**Problem details:**
From the listing below, select every line where the word "Feature" appears.

Chart and figure data
━━━━━━━━━━━━━━━━━━━━
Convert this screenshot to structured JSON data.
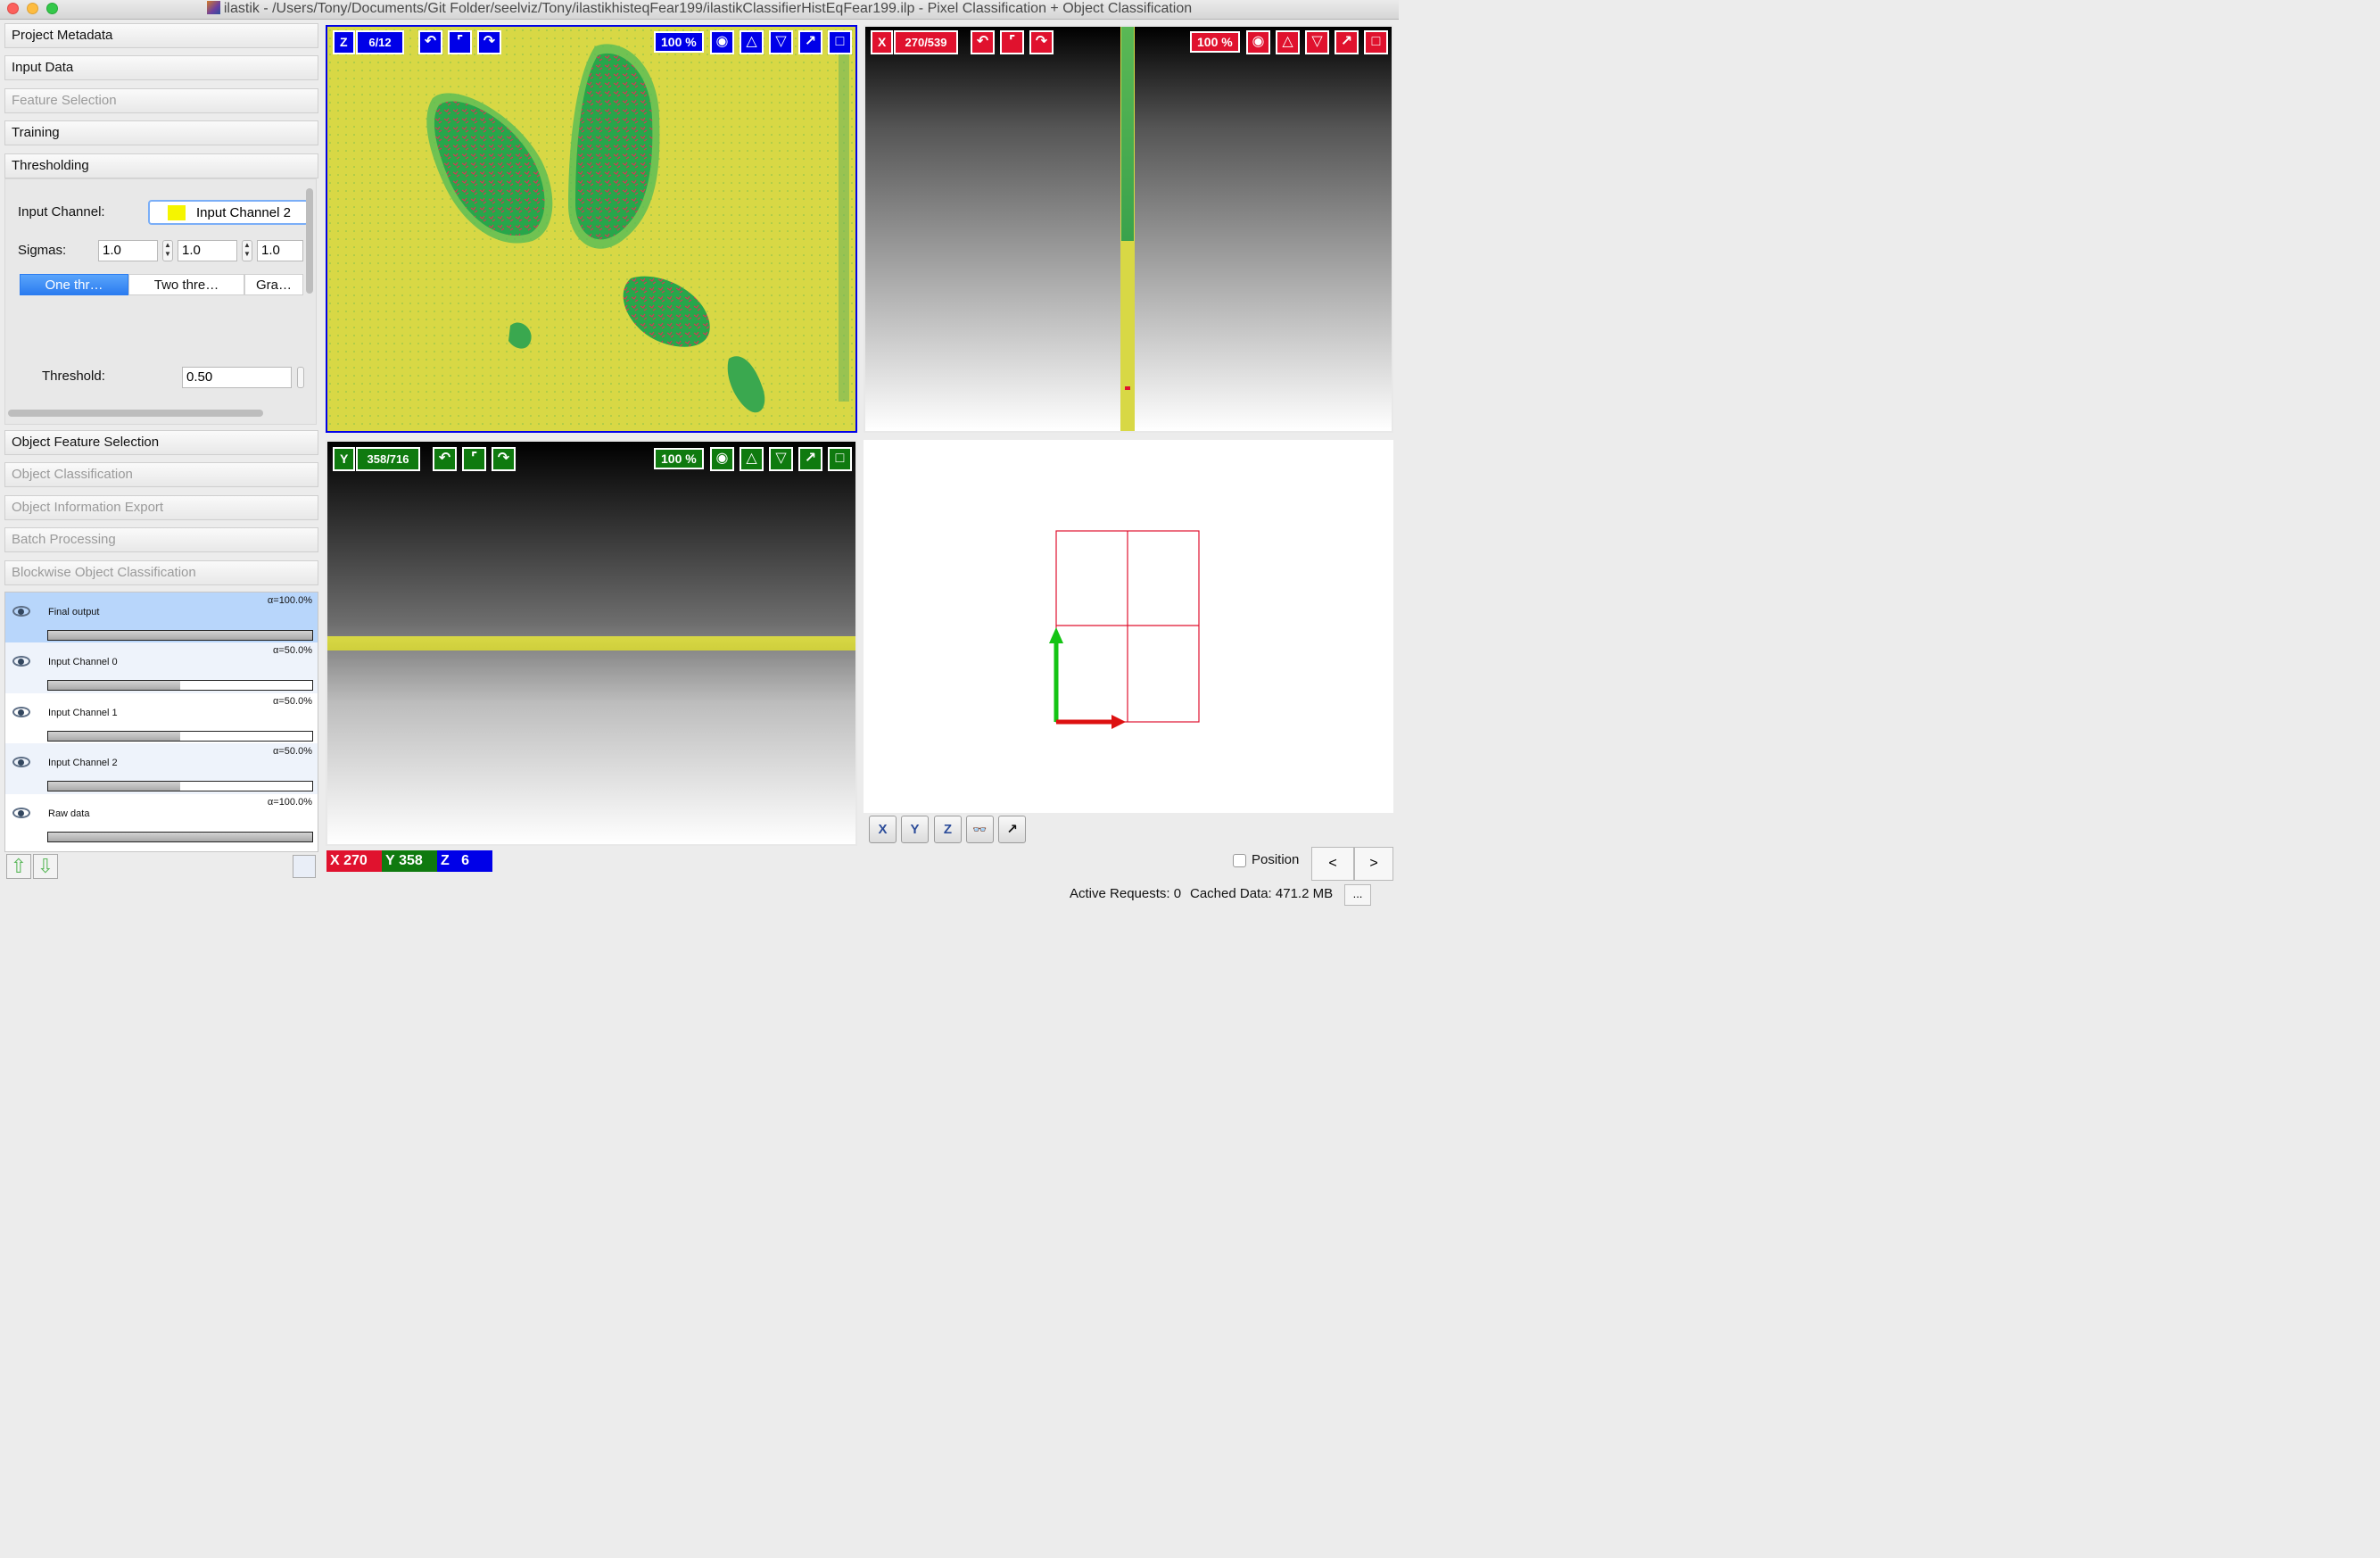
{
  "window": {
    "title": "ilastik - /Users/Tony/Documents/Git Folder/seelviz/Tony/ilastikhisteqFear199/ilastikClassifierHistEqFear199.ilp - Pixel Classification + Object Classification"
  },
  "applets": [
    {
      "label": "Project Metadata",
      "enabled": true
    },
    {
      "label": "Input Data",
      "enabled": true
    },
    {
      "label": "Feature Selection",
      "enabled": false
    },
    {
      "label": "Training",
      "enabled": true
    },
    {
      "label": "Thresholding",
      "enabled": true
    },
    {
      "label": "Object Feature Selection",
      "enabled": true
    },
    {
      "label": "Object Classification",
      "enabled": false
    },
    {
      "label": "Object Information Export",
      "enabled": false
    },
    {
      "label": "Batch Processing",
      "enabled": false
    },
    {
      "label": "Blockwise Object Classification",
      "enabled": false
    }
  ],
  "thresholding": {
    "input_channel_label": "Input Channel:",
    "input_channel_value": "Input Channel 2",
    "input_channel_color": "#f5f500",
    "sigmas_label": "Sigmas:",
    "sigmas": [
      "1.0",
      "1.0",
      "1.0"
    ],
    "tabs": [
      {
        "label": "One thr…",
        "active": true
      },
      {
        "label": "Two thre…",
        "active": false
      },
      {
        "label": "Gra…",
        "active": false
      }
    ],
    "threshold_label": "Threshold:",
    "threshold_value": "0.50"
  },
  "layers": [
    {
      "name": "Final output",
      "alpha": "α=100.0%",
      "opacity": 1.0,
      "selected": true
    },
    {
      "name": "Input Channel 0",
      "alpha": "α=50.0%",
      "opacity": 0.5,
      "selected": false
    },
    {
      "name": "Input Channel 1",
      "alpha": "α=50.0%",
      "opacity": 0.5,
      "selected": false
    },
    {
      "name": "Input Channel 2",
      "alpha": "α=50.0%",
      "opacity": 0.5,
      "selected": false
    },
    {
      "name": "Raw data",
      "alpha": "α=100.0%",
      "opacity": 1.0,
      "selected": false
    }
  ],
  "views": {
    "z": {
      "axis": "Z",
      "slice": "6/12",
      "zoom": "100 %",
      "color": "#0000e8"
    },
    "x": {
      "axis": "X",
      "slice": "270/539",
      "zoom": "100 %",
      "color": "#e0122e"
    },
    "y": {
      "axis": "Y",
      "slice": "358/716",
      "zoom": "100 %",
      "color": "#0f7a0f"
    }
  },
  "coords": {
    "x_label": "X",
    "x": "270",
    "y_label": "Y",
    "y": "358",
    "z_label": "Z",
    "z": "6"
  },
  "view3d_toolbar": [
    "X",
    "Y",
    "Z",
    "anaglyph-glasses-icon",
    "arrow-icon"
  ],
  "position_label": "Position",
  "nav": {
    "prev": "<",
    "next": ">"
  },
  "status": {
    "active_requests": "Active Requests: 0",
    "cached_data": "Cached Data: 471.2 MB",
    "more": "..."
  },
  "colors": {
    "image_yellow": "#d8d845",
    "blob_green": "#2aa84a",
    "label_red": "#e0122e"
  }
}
━━━━━━━━━━━━━━━━━━━━
**In response:**
      "label": "Feature Selection",
      "label": "Object Feature Selection",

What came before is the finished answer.